SHORT TASK:
Keep only the lines of the data below that contain "Dotacja", and copy them.

DATASET EXTRACT:
## Start

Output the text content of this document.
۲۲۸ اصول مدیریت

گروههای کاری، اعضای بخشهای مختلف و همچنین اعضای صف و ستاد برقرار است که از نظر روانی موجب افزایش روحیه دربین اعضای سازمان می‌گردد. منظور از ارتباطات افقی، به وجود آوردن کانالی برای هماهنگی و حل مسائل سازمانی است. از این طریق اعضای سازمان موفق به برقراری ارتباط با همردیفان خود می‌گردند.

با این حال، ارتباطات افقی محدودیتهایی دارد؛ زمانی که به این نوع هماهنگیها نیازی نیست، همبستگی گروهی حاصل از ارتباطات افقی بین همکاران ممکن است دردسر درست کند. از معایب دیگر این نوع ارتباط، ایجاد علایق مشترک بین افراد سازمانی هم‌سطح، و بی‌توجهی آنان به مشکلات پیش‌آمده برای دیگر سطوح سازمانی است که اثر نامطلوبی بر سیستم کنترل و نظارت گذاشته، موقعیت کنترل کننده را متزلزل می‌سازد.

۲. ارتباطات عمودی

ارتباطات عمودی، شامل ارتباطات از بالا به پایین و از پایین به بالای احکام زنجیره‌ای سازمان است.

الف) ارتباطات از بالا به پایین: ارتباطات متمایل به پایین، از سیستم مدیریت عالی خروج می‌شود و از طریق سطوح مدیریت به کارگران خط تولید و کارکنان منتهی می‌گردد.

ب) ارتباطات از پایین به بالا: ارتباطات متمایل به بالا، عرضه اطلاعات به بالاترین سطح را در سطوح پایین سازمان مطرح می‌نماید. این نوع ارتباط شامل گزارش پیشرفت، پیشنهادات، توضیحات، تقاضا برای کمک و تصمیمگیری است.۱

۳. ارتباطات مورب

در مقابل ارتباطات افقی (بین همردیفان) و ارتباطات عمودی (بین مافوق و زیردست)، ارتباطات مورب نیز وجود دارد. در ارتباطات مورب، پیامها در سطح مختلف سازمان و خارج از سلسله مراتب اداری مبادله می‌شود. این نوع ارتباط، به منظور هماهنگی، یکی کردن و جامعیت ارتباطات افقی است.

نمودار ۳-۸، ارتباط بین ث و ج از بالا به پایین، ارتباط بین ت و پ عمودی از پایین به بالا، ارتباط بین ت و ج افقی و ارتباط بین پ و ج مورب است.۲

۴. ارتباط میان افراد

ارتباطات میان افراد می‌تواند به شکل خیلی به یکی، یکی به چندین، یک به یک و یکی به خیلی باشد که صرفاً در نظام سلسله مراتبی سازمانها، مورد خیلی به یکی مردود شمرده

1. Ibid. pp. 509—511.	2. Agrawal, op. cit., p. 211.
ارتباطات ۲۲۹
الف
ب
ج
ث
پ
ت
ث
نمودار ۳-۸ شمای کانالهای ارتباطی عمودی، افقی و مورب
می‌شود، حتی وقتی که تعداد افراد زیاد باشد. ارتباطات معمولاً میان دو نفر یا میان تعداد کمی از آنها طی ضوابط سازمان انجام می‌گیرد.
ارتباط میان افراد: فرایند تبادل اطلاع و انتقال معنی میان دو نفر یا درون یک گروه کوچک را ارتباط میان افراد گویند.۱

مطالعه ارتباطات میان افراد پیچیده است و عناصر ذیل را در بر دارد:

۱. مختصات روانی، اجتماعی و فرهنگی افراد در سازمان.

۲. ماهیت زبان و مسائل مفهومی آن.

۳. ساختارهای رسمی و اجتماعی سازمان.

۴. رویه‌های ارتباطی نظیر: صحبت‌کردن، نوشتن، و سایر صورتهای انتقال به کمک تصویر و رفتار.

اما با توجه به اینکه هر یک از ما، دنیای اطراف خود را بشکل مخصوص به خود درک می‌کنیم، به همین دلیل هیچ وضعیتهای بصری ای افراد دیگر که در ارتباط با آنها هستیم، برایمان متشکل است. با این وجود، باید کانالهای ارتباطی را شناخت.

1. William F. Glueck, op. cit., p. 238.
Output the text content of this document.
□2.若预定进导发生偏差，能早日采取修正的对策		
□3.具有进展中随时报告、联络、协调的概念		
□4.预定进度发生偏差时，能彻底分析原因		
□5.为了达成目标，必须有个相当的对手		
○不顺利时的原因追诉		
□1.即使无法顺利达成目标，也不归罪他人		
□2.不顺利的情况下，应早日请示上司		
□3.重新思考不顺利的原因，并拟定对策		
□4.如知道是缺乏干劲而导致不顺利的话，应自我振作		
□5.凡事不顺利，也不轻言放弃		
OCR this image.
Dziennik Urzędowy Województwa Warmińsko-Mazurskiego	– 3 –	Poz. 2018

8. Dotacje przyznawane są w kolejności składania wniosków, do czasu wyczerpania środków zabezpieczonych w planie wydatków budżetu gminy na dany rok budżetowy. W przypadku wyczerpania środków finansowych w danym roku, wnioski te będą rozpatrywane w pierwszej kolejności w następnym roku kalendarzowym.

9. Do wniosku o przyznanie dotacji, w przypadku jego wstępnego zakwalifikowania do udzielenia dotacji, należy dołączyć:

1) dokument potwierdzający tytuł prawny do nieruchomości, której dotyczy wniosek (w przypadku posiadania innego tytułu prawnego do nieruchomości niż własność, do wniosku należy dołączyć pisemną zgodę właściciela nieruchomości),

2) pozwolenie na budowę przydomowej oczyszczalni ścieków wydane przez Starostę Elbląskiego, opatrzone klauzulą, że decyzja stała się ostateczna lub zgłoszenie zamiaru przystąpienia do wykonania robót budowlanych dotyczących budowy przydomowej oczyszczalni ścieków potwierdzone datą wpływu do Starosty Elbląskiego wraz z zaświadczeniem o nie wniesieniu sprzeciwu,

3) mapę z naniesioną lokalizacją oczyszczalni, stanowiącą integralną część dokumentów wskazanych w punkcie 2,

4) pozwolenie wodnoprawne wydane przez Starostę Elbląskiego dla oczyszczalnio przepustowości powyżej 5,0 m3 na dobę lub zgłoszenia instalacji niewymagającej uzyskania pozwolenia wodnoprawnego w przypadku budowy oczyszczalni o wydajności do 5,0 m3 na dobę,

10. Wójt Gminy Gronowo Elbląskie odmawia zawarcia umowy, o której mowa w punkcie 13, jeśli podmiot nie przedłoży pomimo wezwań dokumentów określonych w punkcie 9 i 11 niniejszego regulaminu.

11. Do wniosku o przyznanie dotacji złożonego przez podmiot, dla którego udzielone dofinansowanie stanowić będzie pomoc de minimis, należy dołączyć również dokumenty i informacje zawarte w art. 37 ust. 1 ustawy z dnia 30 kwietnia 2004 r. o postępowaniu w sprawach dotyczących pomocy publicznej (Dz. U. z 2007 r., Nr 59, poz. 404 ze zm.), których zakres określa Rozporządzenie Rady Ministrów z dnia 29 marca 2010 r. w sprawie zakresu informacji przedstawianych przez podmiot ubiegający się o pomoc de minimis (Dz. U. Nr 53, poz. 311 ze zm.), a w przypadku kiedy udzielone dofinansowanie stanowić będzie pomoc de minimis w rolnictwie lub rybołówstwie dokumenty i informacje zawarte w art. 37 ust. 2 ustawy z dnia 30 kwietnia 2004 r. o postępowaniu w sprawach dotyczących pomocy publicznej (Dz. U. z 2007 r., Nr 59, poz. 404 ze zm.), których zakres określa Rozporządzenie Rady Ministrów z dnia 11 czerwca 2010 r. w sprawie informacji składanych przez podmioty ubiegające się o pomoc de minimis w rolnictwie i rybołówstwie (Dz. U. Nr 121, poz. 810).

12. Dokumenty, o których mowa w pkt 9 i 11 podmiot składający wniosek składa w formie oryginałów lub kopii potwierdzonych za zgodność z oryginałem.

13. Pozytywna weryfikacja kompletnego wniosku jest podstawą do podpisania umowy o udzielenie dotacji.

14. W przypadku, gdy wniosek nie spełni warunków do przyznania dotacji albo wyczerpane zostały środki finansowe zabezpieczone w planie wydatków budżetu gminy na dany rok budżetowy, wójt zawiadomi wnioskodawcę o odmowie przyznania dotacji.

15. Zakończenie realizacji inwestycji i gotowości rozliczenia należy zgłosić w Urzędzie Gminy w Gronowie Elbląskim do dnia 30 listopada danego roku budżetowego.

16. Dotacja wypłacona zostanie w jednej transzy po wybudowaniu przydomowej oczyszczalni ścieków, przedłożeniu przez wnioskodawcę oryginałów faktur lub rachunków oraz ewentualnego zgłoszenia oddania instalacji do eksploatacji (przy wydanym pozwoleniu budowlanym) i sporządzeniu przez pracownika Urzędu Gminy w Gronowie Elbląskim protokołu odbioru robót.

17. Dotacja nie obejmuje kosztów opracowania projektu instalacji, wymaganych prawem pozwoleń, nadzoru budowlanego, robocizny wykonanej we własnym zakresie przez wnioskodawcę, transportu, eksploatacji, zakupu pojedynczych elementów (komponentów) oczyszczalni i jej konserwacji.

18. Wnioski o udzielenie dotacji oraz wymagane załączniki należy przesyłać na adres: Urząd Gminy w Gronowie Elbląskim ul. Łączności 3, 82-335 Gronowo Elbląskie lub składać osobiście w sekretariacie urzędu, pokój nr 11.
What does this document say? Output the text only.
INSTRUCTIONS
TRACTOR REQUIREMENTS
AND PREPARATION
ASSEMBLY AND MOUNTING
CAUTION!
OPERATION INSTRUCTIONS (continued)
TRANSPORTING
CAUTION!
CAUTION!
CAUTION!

## End

SOLUTION TO THIS PROBLEM:
16. Dotacja wypłacona zostanie w jednej transzy po wybudowaniu przydomowej oczyszczalni ścieków, przedłożeniu przez wnioskodawcę oryginałów faktur lub rachunków oraz ewentualnego zgłoszenia oddania instalacji do eksploatacji (przy wydanym pozwoleniu budowlanym) i sporządzeniu przez pracownika Urzędu Gminy w Gronowie Elbląskim protokołu odbioru robót.
17. Dotacja nie obejmuje kosztów opracowania projektu instalacji, wymaganych prawem pozwoleń, nadzoru budowlanego, robocizny wykonanej we własnym zakresie przez wnioskodawcę, transportu, eksploatacji, zakupu pojedynczych elementów (komponentów) oczyszczalni i jej konserwacji.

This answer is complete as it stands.